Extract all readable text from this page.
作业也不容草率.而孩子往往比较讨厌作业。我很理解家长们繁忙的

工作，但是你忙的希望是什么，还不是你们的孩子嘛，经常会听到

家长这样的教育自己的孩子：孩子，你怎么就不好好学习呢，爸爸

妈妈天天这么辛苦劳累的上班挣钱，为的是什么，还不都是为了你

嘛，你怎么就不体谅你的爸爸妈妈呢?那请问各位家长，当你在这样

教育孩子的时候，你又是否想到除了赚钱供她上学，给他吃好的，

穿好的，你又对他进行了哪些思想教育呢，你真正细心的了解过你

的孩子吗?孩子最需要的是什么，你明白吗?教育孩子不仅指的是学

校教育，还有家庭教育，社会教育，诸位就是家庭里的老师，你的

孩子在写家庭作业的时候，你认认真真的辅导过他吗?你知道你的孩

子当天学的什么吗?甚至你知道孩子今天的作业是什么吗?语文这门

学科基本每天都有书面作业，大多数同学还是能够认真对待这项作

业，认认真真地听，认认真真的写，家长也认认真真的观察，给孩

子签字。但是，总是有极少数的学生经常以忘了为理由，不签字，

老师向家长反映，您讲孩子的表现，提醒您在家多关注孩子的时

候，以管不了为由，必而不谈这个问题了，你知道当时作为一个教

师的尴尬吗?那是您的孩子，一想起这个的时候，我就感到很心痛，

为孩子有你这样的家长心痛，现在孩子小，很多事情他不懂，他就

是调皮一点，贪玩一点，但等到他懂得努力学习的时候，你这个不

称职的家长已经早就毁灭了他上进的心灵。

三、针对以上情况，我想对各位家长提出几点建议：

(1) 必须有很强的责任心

■ **Work to do**:
Write out the data again, exactly and in full.

■ **Full output**:
Extract all readable text from this page.
作业也不容草率.而孩子往往比较讨厌作业。我很理解家长们繁忙的

工作，但是你忙的希望是什么，还不是你们的孩子嘛，经常会听到

家长这样的教育自己的孩子：孩子，你怎么就不好好学习呢，爸爸

妈妈天天这么辛苦劳累的上班挣钱，为的是什么，还不都是为了你

嘛，你怎么就不体谅你的爸爸妈妈呢?那请问各位家长，当你在这样

教育孩子的时候，你又是否想到除了赚钱供她上学，给他吃好的，

穿好的，你又对他进行了哪些思想教育呢，你真正细心的了解过你

的孩子吗?孩子最需要的是什么，你明白吗?教育孩子不仅指的是学

校教育，还有家庭教育，社会教育，诸位就是家庭里的老师，你的

孩子在写家庭作业的时候，你认认真真的辅导过他吗?你知道你的孩

子当天学的什么吗?甚至你知道孩子今天的作业是什么吗?语文这门

学科基本每天都有书面作业，大多数同学还是能够认真对待这项作

业，认认真真地听，认认真真的写，家长也认认真真的观察，给孩

子签字。但是，总是有极少数的学生经常以忘了为理由，不签字，

老师向家长反映，您讲孩子的表现，提醒您在家多关注孩子的时

候，以管不了为由，必而不谈这个问题了，你知道当时作为一个教

师的尴尬吗?那是您的孩子，一想起这个的时候，我就感到很心痛，

为孩子有你这样的家长心痛，现在孩子小，很多事情他不懂，他就

是调皮一点，贪玩一点，但等到他懂得努力学习的时候，你这个不

称职的家长已经早就毁灭了他上进的心灵。

三、针对以上情况，我想对各位家长提出几点建议：

(1) 必须有很强的责任心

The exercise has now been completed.